Written problem
Search the material for the word "screenshot" and report each line where it turns up.

↓

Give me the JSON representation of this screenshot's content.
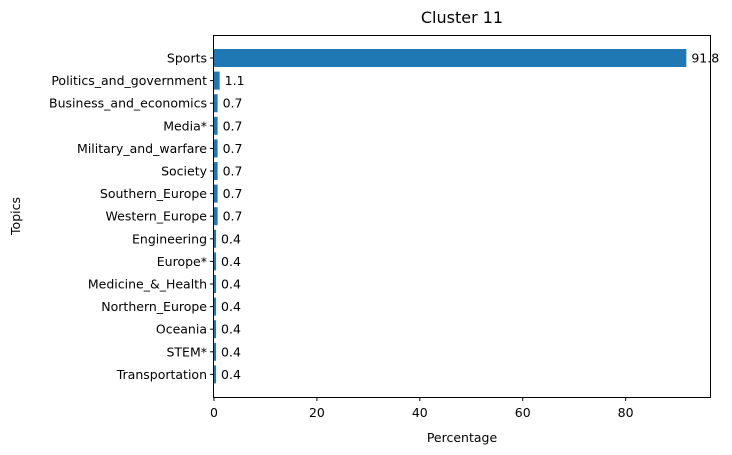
{
  "chart_data": {
    "type": "bar",
    "orientation": "horizontal",
    "title": "Cluster 11",
    "xlabel": "Percentage",
    "ylabel": "Topics",
    "categories": [
      "Sports",
      "Politics_and_government",
      "Business_and_economics",
      "Media*",
      "Military_and_warfare",
      "Society",
      "Southern_Europe",
      "Western_Europe",
      "Engineering",
      "Europe*",
      "Medicine_&_Health",
      "Northern_Europe",
      "Oceania",
      "STEM*",
      "Transportation"
    ],
    "values": [
      91.8,
      1.1,
      0.7,
      0.7,
      0.7,
      0.7,
      0.7,
      0.7,
      0.4,
      0.4,
      0.4,
      0.4,
      0.4,
      0.4,
      0.4
    ],
    "data_labels": [
      "91.8",
      "1.1",
      "0.7",
      "0.7",
      "0.7",
      "0.7",
      "0.7",
      "0.7",
      "0.4",
      "0.4",
      "0.4",
      "0.4",
      "0.4",
      "0.4",
      "0.4"
    ],
    "xlim": [
      0,
      96.4
    ],
    "xticks": [
      0,
      20,
      40,
      60,
      80
    ],
    "grid": false,
    "bar_color": "#1f77b4"
  }
}
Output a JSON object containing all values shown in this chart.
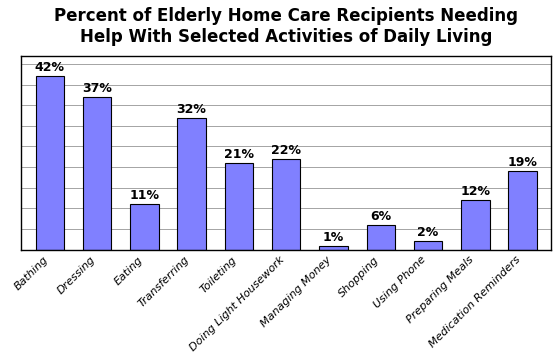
{
  "title": "Percent of Elderly Home Care Recipients Needing\nHelp With Selected Activities of Daily Living",
  "categories": [
    "Bathing",
    "Dressing",
    "Eating",
    "Transferring",
    "Toileting",
    "Doing Light Housework",
    "Managing Money",
    "Shopping",
    "Using Phone",
    "Preparing Meals",
    "Medication Reminders"
  ],
  "values": [
    42,
    37,
    11,
    32,
    21,
    22,
    1,
    6,
    2,
    12,
    19
  ],
  "labels": [
    "42%",
    "37%",
    "11%",
    "32%",
    "21%",
    "22%",
    "1%",
    "6%",
    "2%",
    "12%",
    "19%"
  ],
  "bar_color": "#8080ff",
  "bar_edge_color": "#000000",
  "background_color": "#ffffff",
  "title_fontsize": 12,
  "label_fontsize": 9,
  "tick_fontsize": 8,
  "ylim": [
    0,
    47
  ],
  "yticks": [
    0,
    5,
    10,
    15,
    20,
    25,
    30,
    35,
    40,
    45
  ]
}
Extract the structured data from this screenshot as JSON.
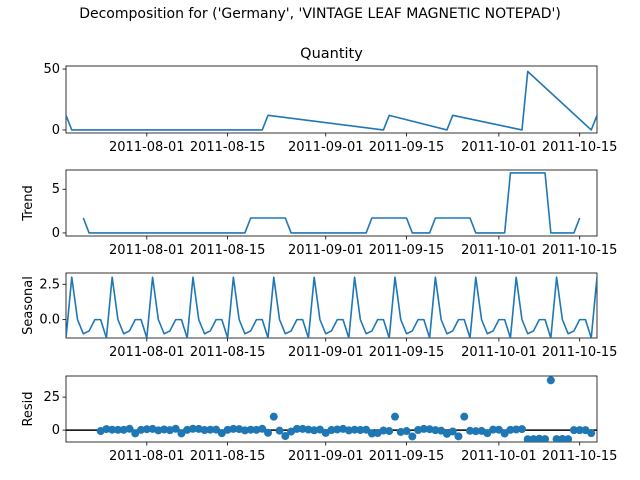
{
  "figure": {
    "suptitle": "Decomposition for ('Germany', 'VINTAGE LEAF MAGNETIC NOTEPAD')",
    "line_color": "#1f77b4",
    "zero_line_color": "#000000"
  },
  "chart_data": [
    {
      "type": "line",
      "title": "Quantity",
      "ylabel": "",
      "xlim": [
        "2011-07-18",
        "2011-10-18"
      ],
      "ylim": [
        -2.5,
        52.5
      ],
      "yticks": [
        0,
        50
      ],
      "ytick_labels": [
        "0",
        "50"
      ],
      "xticks": [
        "2011-08-01",
        "2011-08-15",
        "2011-09-01",
        "2011-09-15",
        "2011-10-01",
        "2011-10-15"
      ],
      "xtick_labels": [
        "2011-08-01",
        "2011-08-15",
        "2011-09-01",
        "2011-09-15",
        "2011-10-01",
        "2011-10-15"
      ],
      "x": [
        "2011-07-18",
        "2011-07-19",
        "2011-08-21",
        "2011-08-22",
        "2011-09-11",
        "2011-09-12",
        "2011-09-22",
        "2011-09-23",
        "2011-10-05",
        "2011-10-06",
        "2011-10-17",
        "2011-10-18"
      ],
      "values": [
        12,
        0,
        0,
        12,
        0,
        12,
        0,
        12,
        0,
        48,
        0,
        12
      ]
    },
    {
      "type": "line",
      "title": "",
      "ylabel": "Trend",
      "xlim": [
        "2011-07-18",
        "2011-10-18"
      ],
      "ylim": [
        -0.35,
        7.2
      ],
      "yticks": [
        0,
        5
      ],
      "ytick_labels": [
        "0",
        "5"
      ],
      "xticks": [
        "2011-08-01",
        "2011-08-15",
        "2011-09-01",
        "2011-09-15",
        "2011-10-01",
        "2011-10-15"
      ],
      "xtick_labels": [
        "2011-08-01",
        "2011-08-15",
        "2011-09-01",
        "2011-09-15",
        "2011-10-01",
        "2011-10-15"
      ],
      "x": [
        "2011-07-21",
        "2011-07-22",
        "2011-08-18",
        "2011-08-19",
        "2011-08-25",
        "2011-08-26",
        "2011-09-08",
        "2011-09-09",
        "2011-09-15",
        "2011-09-16",
        "2011-09-19",
        "2011-09-20",
        "2011-09-26",
        "2011-09-27",
        "2011-10-02",
        "2011-10-03",
        "2011-10-09",
        "2011-10-10",
        "2011-10-14",
        "2011-10-15"
      ],
      "values": [
        1.71,
        0,
        0,
        1.71,
        1.71,
        0,
        0,
        1.71,
        1.71,
        0,
        0,
        1.71,
        1.71,
        0,
        0,
        6.86,
        6.86,
        0,
        0,
        1.71
      ]
    },
    {
      "type": "line",
      "title": "",
      "ylabel": "Seasonal",
      "xlim": [
        "2011-07-18",
        "2011-10-18"
      ],
      "ylim": [
        -1.3,
        3.3
      ],
      "yticks": [
        0.0,
        2.5
      ],
      "ytick_labels": [
        "0.0",
        "2.5"
      ],
      "xticks": [
        "2011-08-01",
        "2011-08-15",
        "2011-09-01",
        "2011-09-15",
        "2011-10-01",
        "2011-10-15"
      ],
      "xtick_labels": [
        "2011-08-01",
        "2011-08-15",
        "2011-09-01",
        "2011-09-15",
        "2011-10-01",
        "2011-10-15"
      ],
      "period": 7,
      "start": "2011-07-18",
      "cycle": [
        -1.3,
        3.0,
        0.0,
        -1.0,
        -0.8,
        0.0,
        0.0
      ],
      "end": "2011-10-18"
    },
    {
      "type": "scatter",
      "title": "",
      "ylabel": "Resid",
      "xlim": [
        "2011-07-18",
        "2011-10-18"
      ],
      "ylim": [
        -9,
        41
      ],
      "yticks": [
        0,
        25
      ],
      "ytick_labels": [
        "0",
        "25"
      ],
      "xticks": [
        "2011-08-01",
        "2011-08-15",
        "2011-09-01",
        "2011-09-15",
        "2011-10-01",
        "2011-10-15"
      ],
      "xtick_labels": [
        "2011-08-01",
        "2011-08-15",
        "2011-09-01",
        "2011-09-15",
        "2011-10-01",
        "2011-10-15"
      ],
      "hline": 0,
      "x": [
        "2011-07-24",
        "2011-07-25",
        "2011-07-26",
        "2011-07-27",
        "2011-07-28",
        "2011-07-29",
        "2011-07-30",
        "2011-07-31",
        "2011-08-01",
        "2011-08-02",
        "2011-08-03",
        "2011-08-04",
        "2011-08-05",
        "2011-08-06",
        "2011-08-07",
        "2011-08-08",
        "2011-08-09",
        "2011-08-10",
        "2011-08-11",
        "2011-08-12",
        "2011-08-13",
        "2011-08-14",
        "2011-08-15",
        "2011-08-16",
        "2011-08-17",
        "2011-08-18",
        "2011-08-19",
        "2011-08-20",
        "2011-08-21",
        "2011-08-22",
        "2011-08-23",
        "2011-08-24",
        "2011-08-25",
        "2011-08-26",
        "2011-08-27",
        "2011-08-28",
        "2011-08-29",
        "2011-08-30",
        "2011-08-31",
        "2011-09-01",
        "2011-09-02",
        "2011-09-03",
        "2011-09-04",
        "2011-09-05",
        "2011-09-06",
        "2011-09-07",
        "2011-09-08",
        "2011-09-09",
        "2011-09-10",
        "2011-09-11",
        "2011-09-12",
        "2011-09-13",
        "2011-09-14",
        "2011-09-15",
        "2011-09-16",
        "2011-09-17",
        "2011-09-18",
        "2011-09-19",
        "2011-09-20",
        "2011-09-21",
        "2011-09-22",
        "2011-09-23",
        "2011-09-24",
        "2011-09-25",
        "2011-09-26",
        "2011-09-27",
        "2011-09-28",
        "2011-09-29",
        "2011-09-30",
        "2011-10-01",
        "2011-10-02",
        "2011-10-03",
        "2011-10-04",
        "2011-10-05",
        "2011-10-06",
        "2011-10-07",
        "2011-10-08",
        "2011-10-09",
        "2011-10-10",
        "2011-10-11",
        "2011-10-12",
        "2011-10-13",
        "2011-10-14",
        "2011-10-15",
        "2011-10-16",
        "2011-10-17"
      ],
      "values": [
        -0.7,
        0.8,
        0.3,
        0.2,
        0.2,
        1.0,
        -2.5,
        0.2,
        0.7,
        0.9,
        -0.2,
        0.5,
        0.0,
        1.0,
        -2.5,
        0.2,
        1.0,
        0.9,
        0.1,
        0.3,
        0.4,
        -2.3,
        0.2,
        0.9,
        0.8,
        -0.2,
        0.3,
        0.2,
        1.0,
        -2.0,
        10.2,
        -0.4,
        -4.5,
        -1.1,
        0.9,
        0.9,
        0.4,
        -0.1,
        0.4,
        -2.1,
        0.1,
        0.5,
        0.9,
        -0.2,
        0.3,
        0.1,
        0.3,
        -2.6,
        -2.2,
        -0.3,
        -0.7,
        10.2,
        -1.4,
        -0.7,
        -4.8,
        0.1,
        0.9,
        0.7,
        0.0,
        -0.4,
        -2.8,
        -1.0,
        -4.7,
        10.2,
        -0.5,
        -0.8,
        -0.6,
        -2.3,
        0.4,
        0.3,
        -2.6,
        0.2,
        0.5,
        0.8,
        -6.9,
        -6.8,
        -6.5,
        -6.8,
        37.7,
        -6.8,
        -6.7,
        -6.8,
        0.0,
        0.0,
        0.0,
        -2.3
      ]
    }
  ]
}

↑

Solution for this exercise
Give me the JSON representation of this screenshot's content.
Extract the structured data from this screenshot as JSON.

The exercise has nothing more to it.